Determine which lines contain the word "第一议题", then copy those lines.
□ □ □ □ □
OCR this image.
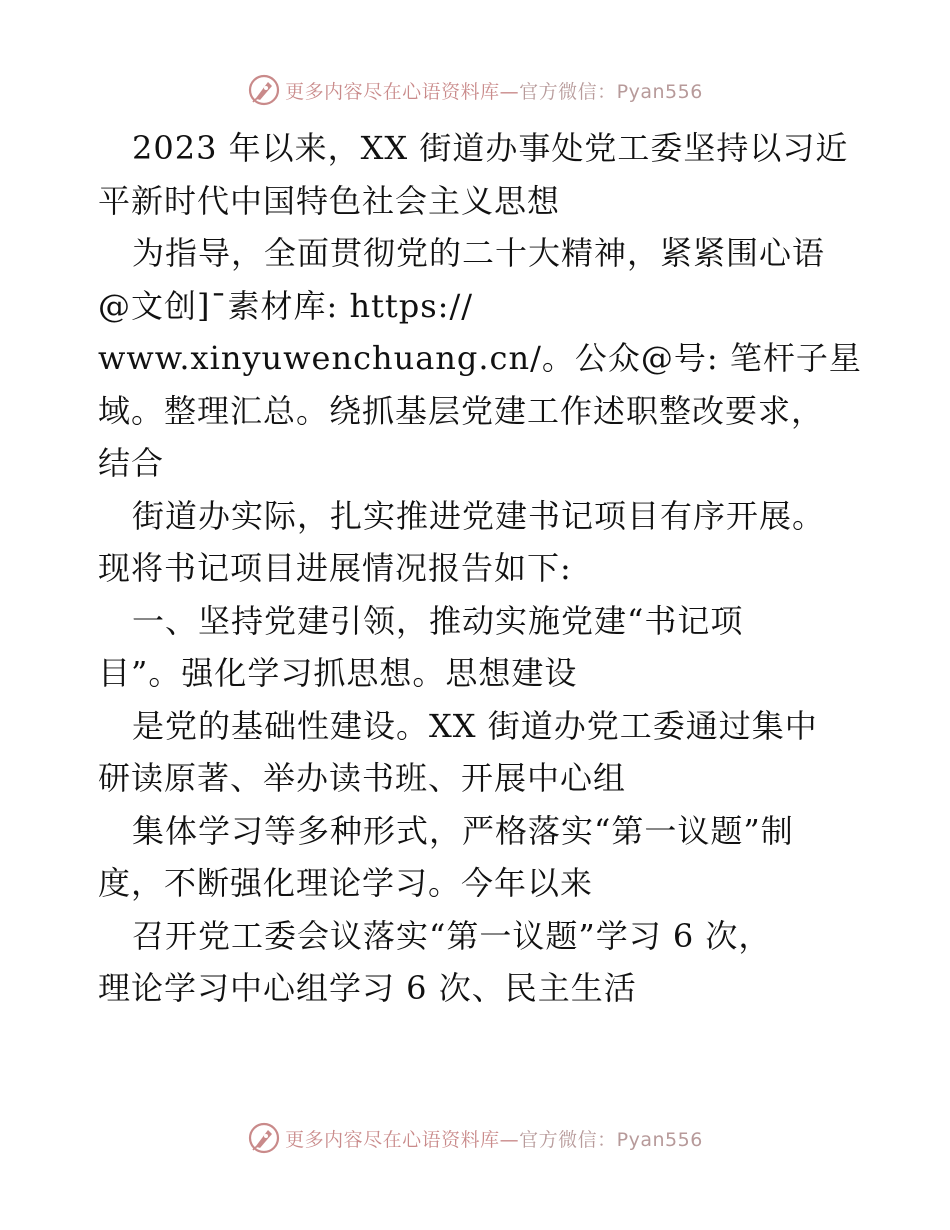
更多内容尽在心语资料库—官方微信：Pyan556
2023 年以来，XX 街道办事处党工委坚持以习近
平新时代中国特色社会主义思想
为指导，全面贯彻党的二十大精神，紧紧围心语
@文创]¯素材库: https://
www.xinyuwenchuang.cn/。公众@号: 笔杆子星
域。整理汇总。绕抓基层党建工作述职整改要求，
结合
街道办实际，扎实推进党建书记项目有序开展。
现将书记项目进展情况报告如下:
一、坚持党建引领，推动实施党建“书记项
目”。强化学习抓思想。思想建设
是党的基础性建设。XX 街道办党工委通过集中
研读原著、举办读书班、开展中心组
集体学习等多种形式，严格落实“第一议题”制
度，不断强化理论学习。今年以来
召开党工委会议落实“第一议题”学习 6 次，
理论学习中心组学习 6 次、民主生活
更多内容尽在心语资料库—官方微信：Pyan556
□ □ □ □ □
→ OUTPUT FOR THIS EXERCISE
集体学习等多种形式，严格落实“第一议题”制
召开党工委会议落实“第一议题”学习 6 次，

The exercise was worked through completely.